**AIM**. Restate each entry word for word, leaving nothing out.

------------------------------------------------

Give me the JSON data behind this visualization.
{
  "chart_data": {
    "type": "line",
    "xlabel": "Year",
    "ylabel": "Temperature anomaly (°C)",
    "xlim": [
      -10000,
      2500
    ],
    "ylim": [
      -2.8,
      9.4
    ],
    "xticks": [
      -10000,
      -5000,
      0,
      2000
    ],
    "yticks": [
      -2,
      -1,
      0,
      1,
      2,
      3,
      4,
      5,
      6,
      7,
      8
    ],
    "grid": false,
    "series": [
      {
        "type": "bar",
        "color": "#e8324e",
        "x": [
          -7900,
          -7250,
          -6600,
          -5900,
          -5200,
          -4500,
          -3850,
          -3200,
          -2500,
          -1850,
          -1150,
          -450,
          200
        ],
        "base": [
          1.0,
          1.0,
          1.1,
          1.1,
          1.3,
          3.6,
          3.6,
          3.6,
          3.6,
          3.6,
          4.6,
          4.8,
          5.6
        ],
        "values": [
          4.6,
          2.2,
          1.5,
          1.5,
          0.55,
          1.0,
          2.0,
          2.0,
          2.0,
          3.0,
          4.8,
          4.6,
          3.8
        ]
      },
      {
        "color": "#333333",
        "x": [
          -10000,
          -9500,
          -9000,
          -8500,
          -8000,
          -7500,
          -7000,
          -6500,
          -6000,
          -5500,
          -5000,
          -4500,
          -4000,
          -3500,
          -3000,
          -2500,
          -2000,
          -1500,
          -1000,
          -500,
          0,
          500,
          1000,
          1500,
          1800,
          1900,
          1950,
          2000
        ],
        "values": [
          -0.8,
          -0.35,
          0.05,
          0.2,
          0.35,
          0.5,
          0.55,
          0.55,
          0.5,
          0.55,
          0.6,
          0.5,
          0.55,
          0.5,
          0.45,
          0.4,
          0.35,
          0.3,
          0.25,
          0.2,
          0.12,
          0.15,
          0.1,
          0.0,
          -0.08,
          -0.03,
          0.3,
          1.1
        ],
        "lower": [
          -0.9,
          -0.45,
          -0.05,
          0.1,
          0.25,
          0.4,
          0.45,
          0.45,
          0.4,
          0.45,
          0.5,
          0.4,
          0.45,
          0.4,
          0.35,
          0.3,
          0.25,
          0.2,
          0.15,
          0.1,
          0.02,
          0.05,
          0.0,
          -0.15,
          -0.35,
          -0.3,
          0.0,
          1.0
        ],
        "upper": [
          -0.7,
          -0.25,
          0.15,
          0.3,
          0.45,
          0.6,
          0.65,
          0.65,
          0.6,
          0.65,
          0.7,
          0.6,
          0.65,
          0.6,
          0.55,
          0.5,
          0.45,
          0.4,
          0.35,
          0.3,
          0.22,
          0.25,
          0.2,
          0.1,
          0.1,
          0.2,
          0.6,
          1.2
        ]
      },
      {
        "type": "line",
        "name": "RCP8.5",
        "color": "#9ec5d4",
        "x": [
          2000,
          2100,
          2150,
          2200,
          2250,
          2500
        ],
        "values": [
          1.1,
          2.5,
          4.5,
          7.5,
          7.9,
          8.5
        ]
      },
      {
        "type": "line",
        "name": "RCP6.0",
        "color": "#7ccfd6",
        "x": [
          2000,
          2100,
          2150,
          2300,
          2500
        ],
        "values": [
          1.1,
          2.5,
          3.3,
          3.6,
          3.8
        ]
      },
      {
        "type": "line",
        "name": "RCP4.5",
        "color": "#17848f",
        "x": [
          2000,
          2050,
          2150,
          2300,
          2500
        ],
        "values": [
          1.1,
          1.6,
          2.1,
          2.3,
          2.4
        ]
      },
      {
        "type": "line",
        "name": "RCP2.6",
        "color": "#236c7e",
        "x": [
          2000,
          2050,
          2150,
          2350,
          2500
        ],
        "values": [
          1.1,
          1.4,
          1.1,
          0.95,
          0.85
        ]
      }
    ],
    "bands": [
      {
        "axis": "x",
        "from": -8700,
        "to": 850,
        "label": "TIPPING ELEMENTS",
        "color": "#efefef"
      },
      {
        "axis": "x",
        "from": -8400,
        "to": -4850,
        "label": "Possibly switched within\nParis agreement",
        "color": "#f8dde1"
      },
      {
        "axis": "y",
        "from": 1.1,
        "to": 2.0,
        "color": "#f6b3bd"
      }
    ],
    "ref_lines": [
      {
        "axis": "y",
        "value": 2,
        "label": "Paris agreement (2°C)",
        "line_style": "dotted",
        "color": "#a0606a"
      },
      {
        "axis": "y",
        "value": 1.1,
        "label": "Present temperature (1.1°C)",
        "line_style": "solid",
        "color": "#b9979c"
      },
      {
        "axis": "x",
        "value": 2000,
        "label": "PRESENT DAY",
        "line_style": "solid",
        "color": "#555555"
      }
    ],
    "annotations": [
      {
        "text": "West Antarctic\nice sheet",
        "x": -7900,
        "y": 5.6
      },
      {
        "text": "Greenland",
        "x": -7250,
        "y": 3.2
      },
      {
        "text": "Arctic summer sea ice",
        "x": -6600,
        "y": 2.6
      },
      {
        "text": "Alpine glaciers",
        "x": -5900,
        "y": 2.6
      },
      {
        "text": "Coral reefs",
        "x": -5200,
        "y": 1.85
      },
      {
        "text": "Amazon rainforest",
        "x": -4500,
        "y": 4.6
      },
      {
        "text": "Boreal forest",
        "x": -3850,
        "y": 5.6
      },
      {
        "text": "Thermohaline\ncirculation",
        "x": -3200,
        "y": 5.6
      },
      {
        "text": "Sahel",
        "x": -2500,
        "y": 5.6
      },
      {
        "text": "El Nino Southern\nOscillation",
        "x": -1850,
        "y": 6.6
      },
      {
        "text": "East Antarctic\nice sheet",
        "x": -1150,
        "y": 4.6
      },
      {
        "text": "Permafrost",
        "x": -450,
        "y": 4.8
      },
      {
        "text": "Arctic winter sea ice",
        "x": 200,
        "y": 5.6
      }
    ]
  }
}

------------------------------------------------

**OUTPUT OF THE TASK**.
Give me the JSON data behind this visualization.
{
  "chart_data": {
    "type": "line",
    "xlabel": "Year",
    "ylabel": "Temperature anomaly (°C)",
    "xlim": [
      -10000,
      2500
    ],
    "ylim": [
      -2.8,
      9.4
    ],
    "xticks": [
      -10000,
      -5000,
      0,
      2000
    ],
    "yticks": [
      -2,
      -1,
      0,
      1,
      2,
      3,
      4,
      5,
      6,
      7,
      8
    ],
    "grid": false,
    "series": [
      {
        "type": "bar",
        "color": "#e8324e",
        "x": [
          -7900,
          -7250,
          -6600,
          -5900,
          -5200,
          -4500,
          -3850,
          -3200,
          -2500,
          -1850,
          -1150,
          -450,
          200
        ],
        "base": [
          1.0,
          1.0,
          1.1,
          1.1,
          1.3,
          3.6,
          3.6,
          3.6,
          3.6,
          3.6,
          4.6,
          4.8,
          5.6
        ],
        "values": [
          4.6,
          2.2,
          1.5,
          1.5,
          0.55,
          1.0,
          2.0,
          2.0,
          2.0,
          3.0,
          4.8,
          4.6,
          3.8
        ]
      },
      {
        "color": "#333333",
        "x": [
          -10000,
          -9500,
          -9000,
          -8500,
          -8000,
          -7500,
          -7000,
          -6500,
          -6000,
          -5500,
          -5000,
          -4500,
          -4000,
          -3500,
          -3000,
          -2500,
          -2000,
          -1500,
          -1000,
          -500,
          0,
          500,
          1000,
          1500,
          1800,
          1900,
          1950,
          2000
        ],
        "values": [
          -0.8,
          -0.35,
          0.05,
          0.2,
          0.35,
          0.5,
          0.55,
          0.55,
          0.5,
          0.55,
          0.6,
          0.5,
          0.55,
          0.5,
          0.45,
          0.4,
          0.35,
          0.3,
          0.25,
          0.2,
          0.12,
          0.15,
          0.1,
          0.0,
          -0.08,
          -0.03,
          0.3,
          1.1
        ],
        "lower": [
          -0.9,
          -0.45,
          -0.05,
          0.1,
          0.25,
          0.4,
          0.45,
          0.45,
          0.4,
          0.45,
          0.5,
          0.4,
          0.45,
          0.4,
          0.35,
          0.3,
          0.25,
          0.2,
          0.15,
          0.1,
          0.02,
          0.05,
          0.0,
          -0.15,
          -0.35,
          -0.3,
          0.0,
          1.0
        ],
        "upper": [
          -0.7,
          -0.25,
          0.15,
          0.3,
          0.45,
          0.6,
          0.65,
          0.65,
          0.6,
          0.65,
          0.7,
          0.6,
          0.65,
          0.6,
          0.55,
          0.5,
          0.45,
          0.4,
          0.35,
          0.3,
          0.22,
          0.25,
          0.2,
          0.1,
          0.1,
          0.2,
          0.6,
          1.2
        ]
      },
      {
        "type": "line",
        "name": "RCP8.5",
        "color": "#9ec5d4",
        "x": [
          2000,
          2100,
          2150,
          2200,
          2250,
          2500
        ],
        "values": [
          1.1,
          2.5,
          4.5,
          7.5,
          7.9,
          8.5
        ]
      },
      {
        "type": "line",
        "name": "RCP6.0",
        "color": "#7ccfd6",
        "x": [
          2000,
          2100,
          2150,
          2300,
          2500
        ],
        "values": [
          1.1,
          2.5,
          3.3,
          3.6,
          3.8
        ]
      },
      {
        "type": "line",
        "name": "RCP4.5",
        "color": "#17848f",
        "x": [
          2000,
          2050,
          2150,
          2300,
          2500
        ],
        "values": [
          1.1,
          1.6,
          2.1,
          2.3,
          2.4
        ]
      },
      {
        "type": "line",
        "name": "RCP2.6",
        "color": "#236c7e",
        "x": [
          2000,
          2050,
          2150,
          2350,
          2500
        ],
        "values": [
          1.1,
          1.4,
          1.1,
          0.95,
          0.85
        ]
      }
    ],
    "bands": [
      {
        "axis": "x",
        "from": -8700,
        "to": 850,
        "label": "TIPPING ELEMENTS",
        "color": "#efefef"
      },
      {
        "axis": "x",
        "from": -8400,
        "to": -4850,
        "label": "Possibly switched within\nParis agreement",
        "color": "#f8dde1"
      },
      {
        "axis": "y",
        "from": 1.1,
        "to": 2.0,
        "color": "#f6b3bd"
      }
    ],
    "ref_lines": [
      {
        "axis": "y",
        "value": 2,
        "label": "Paris agreement (2°C)",
        "line_style": "dotted",
        "color": "#a0606a"
      },
      {
        "axis": "y",
        "value": 1.1,
        "label": "Present temperature (1.1°C)",
        "line_style": "solid",
        "color": "#b9979c"
      },
      {
        "axis": "x",
        "value": 2000,
        "label": "PRESENT DAY",
        "line_style": "solid",
        "color": "#555555"
      }
    ],
    "annotations": [
      {
        "text": "West Antarctic\nice sheet",
        "x": -7900,
        "y": 5.6
      },
      {
        "text": "Greenland",
        "x": -7250,
        "y": 3.2
      },
      {
        "text": "Arctic summer sea ice",
        "x": -6600,
        "y": 2.6
      },
      {
        "text": "Alpine glaciers",
        "x": -5900,
        "y": 2.6
      },
      {
        "text": "Coral reefs",
        "x": -5200,
        "y": 1.85
      },
      {
        "text": "Amazon rainforest",
        "x": -4500,
        "y": 4.6
      },
      {
        "text": "Boreal forest",
        "x": -3850,
        "y": 5.6
      },
      {
        "text": "Thermohaline\ncirculation",
        "x": -3200,
        "y": 5.6
      },
      {
        "text": "Sahel",
        "x": -2500,
        "y": 5.6
      },
      {
        "text": "El Nino Southern\nOscillation",
        "x": -1850,
        "y": 6.6
      },
      {
        "text": "East Antarctic\nice sheet",
        "x": -1150,
        "y": 4.6
      },
      {
        "text": "Permafrost",
        "x": -450,
        "y": 4.8
      },
      {
        "text": "Arctic winter sea ice",
        "x": 200,
        "y": 5.6
      }
    ]
  }
}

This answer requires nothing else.